### Entries shown
-- Start --

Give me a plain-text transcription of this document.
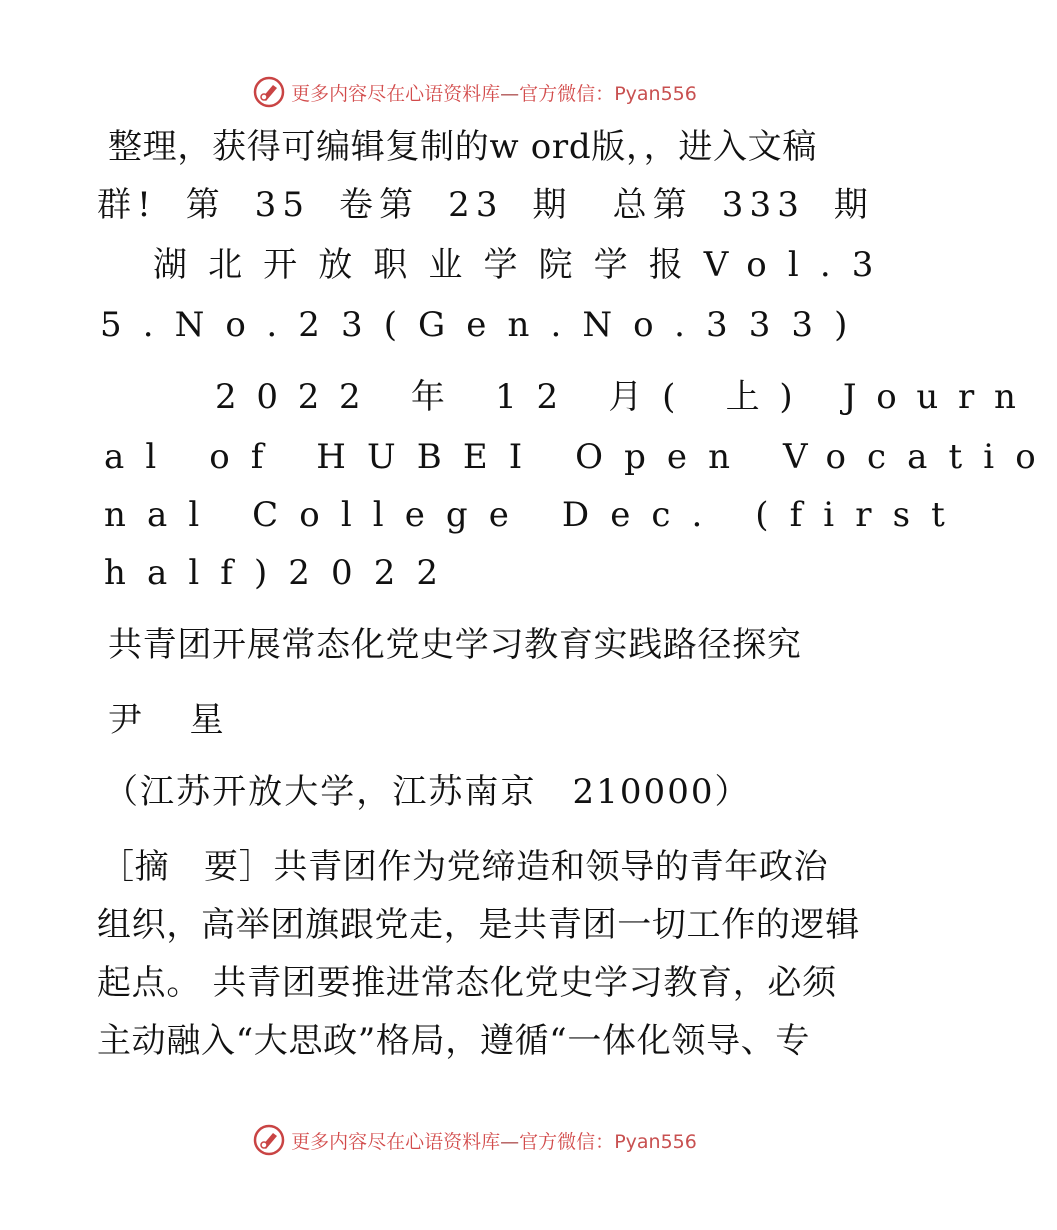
更多内容尽在心语资料库—官方微信：Pyan556
整理，获得可编辑复制的w ord版，，进入文稿
群! 第 35 卷第 23 期　总第 333 期
湖北开放职业学院学报Vol.3
5.No.23(Gen.No.333)
2022 年 12 月( 上) Journ
al of HUBEI Open Vocatio
nal College Dec. (first
half)2022
共青团开展常态化党史学习教育实践路径探究
尹　星
（江苏开放大学，江苏南京　210000）
［摘　要］共青团作为党缔造和领导的青年政治
组织，高举团旗跟党走，是共青团一切工作的逻辑
起点。 共青团要推进常态化党史学习教育，必须
主动融入“大思政”格局，遵循“一体化领导、专
更多内容尽在心语资料库—官方微信：Pyan556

-- End --

### Given problem
Output the material word for word, omitting its pictures.

### Exercise result
Give me a plain-text transcription of this document.
更多内容尽在心语资料库—官方微信：Pyan556
整理，获得可编辑复制的w ord版，，进入文稿
群! 第 35 卷第 23 期　总第 333 期
湖北开放职业学院学报Vol.3
5.No.23(Gen.No.333)
2022 年 12 月( 上) Journ
al of HUBEI Open Vocatio
nal College Dec. (first
half)2022
共青团开展常态化党史学习教育实践路径探究
尹　星
（江苏开放大学，江苏南京　210000）
［摘　要］共青团作为党缔造和领导的青年政治
组织，高举团旗跟党走，是共青团一切工作的逻辑
起点。 共青团要推进常态化党史学习教育，必须
主动融入“大思政”格局，遵循“一体化领导、专
更多内容尽在心语资料库—官方微信：Pyan556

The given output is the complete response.